━━━━━ Excerpted passage ━━━━━

One of Oxford’s most admired interiors has been revived, as John Goodall reports. Photographs by Will Pryce.
Writing in his diary on April 12, 1694, the Oxford antiquarian Anthony Wood noted that ‘Trinity college new chapel was consecrated for a pious use… The chapel door being opened, the bishop [of Oxford] entred, knelt downe, and said something; and then in the choir knelt again; and so to the altar…
‘When service was done, Dr Thomas Sykes one of the senior fellows preached. Afterwards went to dinner in the hall, where the company was nobly entertained. The president built the outside, which cost him 17 hundred pounds; and the inside by benefactors.’
Wood, who knew Oxford and the university well, had watched the entire process of the chapel’s construction. Perhaps that explains why his entry merely states the extravagant cost of the new building.

━━━━━ Information supplied ━━━━━

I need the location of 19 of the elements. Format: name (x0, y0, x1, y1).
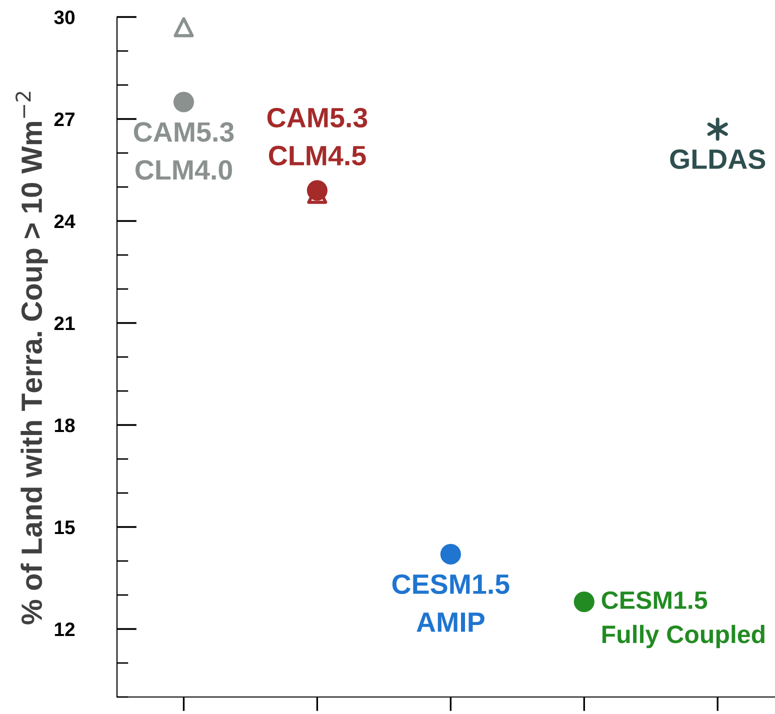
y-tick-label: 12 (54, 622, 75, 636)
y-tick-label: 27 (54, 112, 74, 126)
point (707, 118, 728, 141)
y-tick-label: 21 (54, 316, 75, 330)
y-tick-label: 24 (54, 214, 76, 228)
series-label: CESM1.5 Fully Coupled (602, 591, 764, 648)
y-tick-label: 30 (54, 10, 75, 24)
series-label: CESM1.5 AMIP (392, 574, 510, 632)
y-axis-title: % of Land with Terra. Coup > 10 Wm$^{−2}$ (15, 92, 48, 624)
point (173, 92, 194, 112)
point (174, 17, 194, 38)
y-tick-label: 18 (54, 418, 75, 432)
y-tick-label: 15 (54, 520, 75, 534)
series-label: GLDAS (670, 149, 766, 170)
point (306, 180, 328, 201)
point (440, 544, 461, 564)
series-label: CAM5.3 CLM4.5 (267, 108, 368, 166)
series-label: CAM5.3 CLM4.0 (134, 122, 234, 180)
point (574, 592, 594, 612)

━━━━━
━━━━━ Information supplied ━━━━━

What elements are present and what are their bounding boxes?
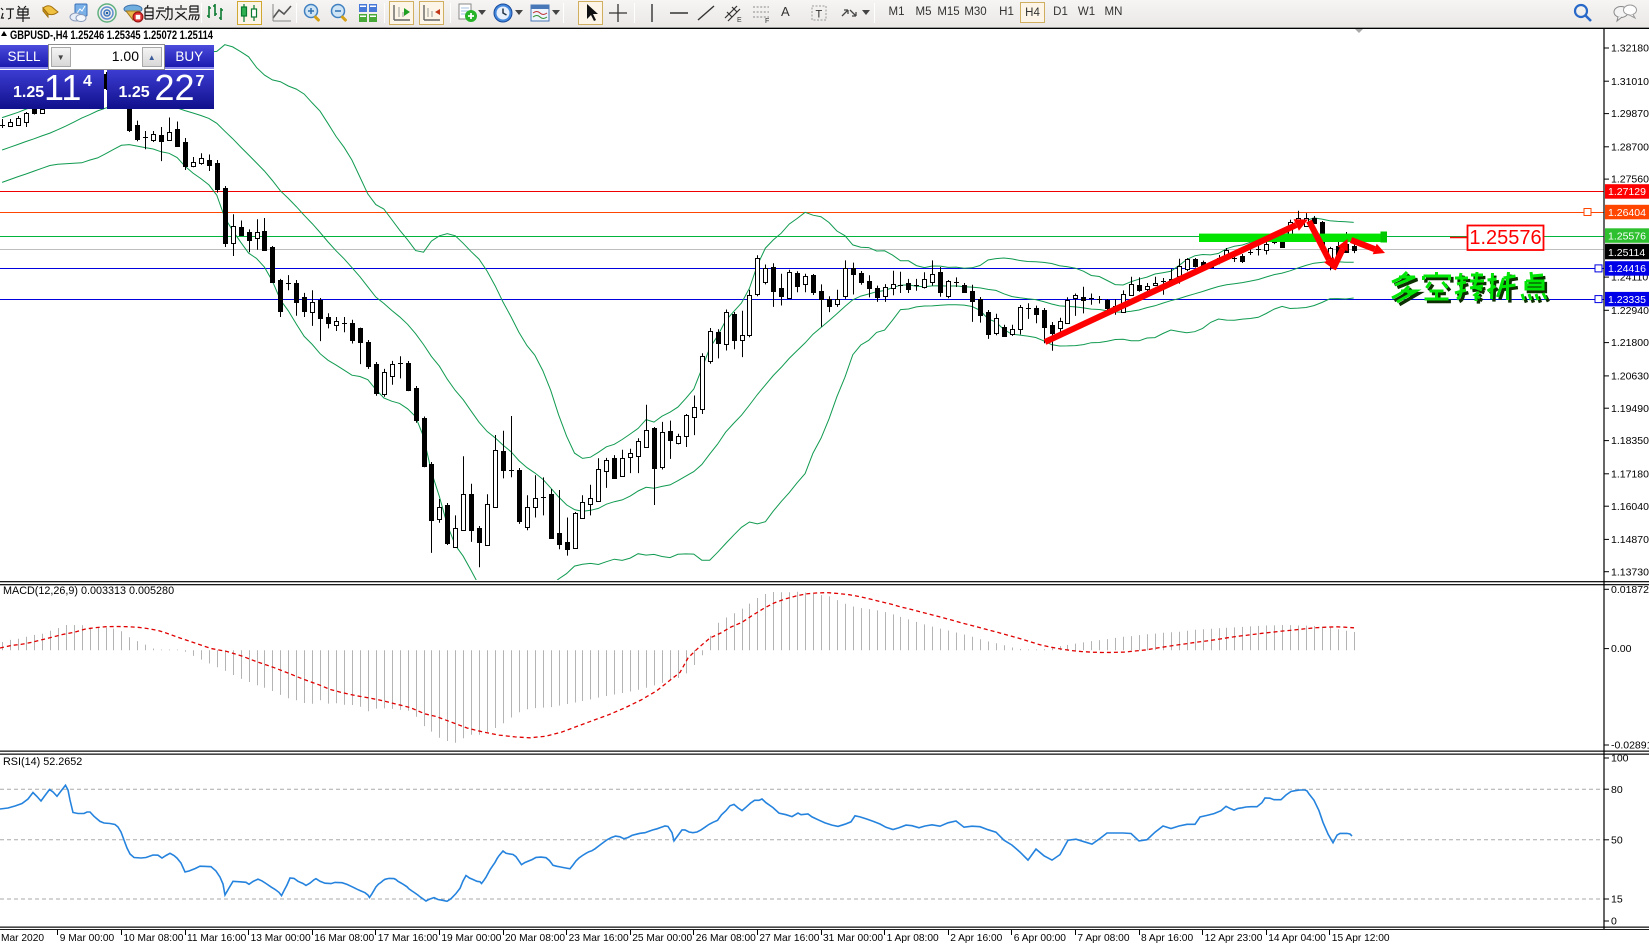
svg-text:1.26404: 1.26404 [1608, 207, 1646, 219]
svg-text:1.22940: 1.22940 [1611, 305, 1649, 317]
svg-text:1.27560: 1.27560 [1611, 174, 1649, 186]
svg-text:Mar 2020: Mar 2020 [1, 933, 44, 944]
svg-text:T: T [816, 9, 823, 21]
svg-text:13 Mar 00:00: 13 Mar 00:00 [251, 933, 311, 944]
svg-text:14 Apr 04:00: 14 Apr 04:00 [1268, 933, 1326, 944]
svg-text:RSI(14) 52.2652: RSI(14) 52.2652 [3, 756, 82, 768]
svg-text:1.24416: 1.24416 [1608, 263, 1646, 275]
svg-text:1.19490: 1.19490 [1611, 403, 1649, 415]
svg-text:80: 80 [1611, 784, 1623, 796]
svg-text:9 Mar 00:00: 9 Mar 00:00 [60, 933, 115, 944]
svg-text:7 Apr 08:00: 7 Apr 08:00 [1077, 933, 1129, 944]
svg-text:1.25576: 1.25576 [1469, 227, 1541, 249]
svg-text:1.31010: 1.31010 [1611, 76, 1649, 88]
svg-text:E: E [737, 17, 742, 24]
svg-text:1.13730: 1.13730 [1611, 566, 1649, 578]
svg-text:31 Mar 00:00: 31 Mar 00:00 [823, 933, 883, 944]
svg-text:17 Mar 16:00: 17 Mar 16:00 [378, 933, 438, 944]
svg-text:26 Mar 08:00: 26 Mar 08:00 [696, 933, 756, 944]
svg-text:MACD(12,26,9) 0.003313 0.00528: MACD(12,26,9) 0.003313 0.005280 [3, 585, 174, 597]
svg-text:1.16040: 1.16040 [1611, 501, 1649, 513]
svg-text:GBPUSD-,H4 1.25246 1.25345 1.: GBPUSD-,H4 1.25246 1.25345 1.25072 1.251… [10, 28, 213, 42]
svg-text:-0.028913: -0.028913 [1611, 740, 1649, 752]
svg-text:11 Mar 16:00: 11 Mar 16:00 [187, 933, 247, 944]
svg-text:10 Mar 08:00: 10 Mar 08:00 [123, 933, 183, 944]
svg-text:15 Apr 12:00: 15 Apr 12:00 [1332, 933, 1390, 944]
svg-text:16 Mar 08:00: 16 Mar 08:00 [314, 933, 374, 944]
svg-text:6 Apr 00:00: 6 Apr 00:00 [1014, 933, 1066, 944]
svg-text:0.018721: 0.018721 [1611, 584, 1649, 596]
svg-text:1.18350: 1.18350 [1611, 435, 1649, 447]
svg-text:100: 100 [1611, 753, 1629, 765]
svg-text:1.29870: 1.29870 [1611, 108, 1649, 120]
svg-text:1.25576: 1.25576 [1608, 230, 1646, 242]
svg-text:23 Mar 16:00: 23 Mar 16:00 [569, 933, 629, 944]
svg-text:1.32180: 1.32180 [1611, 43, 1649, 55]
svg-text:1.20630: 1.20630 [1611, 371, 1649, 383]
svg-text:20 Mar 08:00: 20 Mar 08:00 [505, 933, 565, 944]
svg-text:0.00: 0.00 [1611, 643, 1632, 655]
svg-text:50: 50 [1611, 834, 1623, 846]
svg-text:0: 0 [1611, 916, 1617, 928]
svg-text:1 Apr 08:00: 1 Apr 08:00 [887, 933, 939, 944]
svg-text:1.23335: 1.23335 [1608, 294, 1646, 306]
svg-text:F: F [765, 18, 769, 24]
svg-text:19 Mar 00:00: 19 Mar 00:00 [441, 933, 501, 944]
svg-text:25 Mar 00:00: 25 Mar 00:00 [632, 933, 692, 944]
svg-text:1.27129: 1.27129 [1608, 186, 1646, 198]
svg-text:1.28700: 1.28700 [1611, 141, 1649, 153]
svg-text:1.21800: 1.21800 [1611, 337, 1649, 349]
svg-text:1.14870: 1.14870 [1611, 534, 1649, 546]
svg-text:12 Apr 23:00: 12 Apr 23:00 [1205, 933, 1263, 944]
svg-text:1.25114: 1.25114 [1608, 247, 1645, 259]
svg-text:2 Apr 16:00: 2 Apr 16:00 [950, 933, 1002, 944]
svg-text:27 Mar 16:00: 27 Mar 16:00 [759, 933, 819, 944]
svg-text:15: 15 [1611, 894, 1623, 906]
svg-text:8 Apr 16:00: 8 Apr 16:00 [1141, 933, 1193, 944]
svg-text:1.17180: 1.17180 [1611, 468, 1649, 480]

━━━━━

**Exercise set:**
a - In the passage on Trinity College chapel, reproduce the text starting at "One of Oxford’s" and ending at "the new building.", substituting "church" for "chapel".
b - Based on the passage on Trinity College chapel, mark each statement as yes or no: (i) Dr Thomas Sykes preached after the service. (ii) The president paid for the inside of the chapel. (iii) The photographs are by John Goodall.

**Final results:**
a -
One of Oxford’s most admired interiors has been revived, as John Goodall reports. Photographs by Will Pryce.
Writing in his diary on April 12, 1694, the Oxford antiquarian Anthony Wood noted that ‘Trinity college new church was consecrated for a pious use… The church door being opened, the bishop [of Oxford] entred, knelt downe, and said something; and then in the choir knelt again; and so to the altar…
‘When service was done, Dr Thomas Sykes one of the senior fellows preached. Afterwards went to dinner in the hall, where the company was nobly entertained. The president built the outside, which cost him 17 hundred pounds; and the inside by benefactors.’
Wood, who knew Oxford and the university well, had watched the entire process of the church’s construction. Perhaps that explains why his entry merely states the extravagant cost of the new building.

b -
(i) Yes: "When service was done, Dr Thomas Sykes one of the senior fellows preached."
(ii) No: "The president built the outside, which cost him 17 hundred pounds; and the inside by benefactors."
(iii) No: "Photographs by Will Pryce."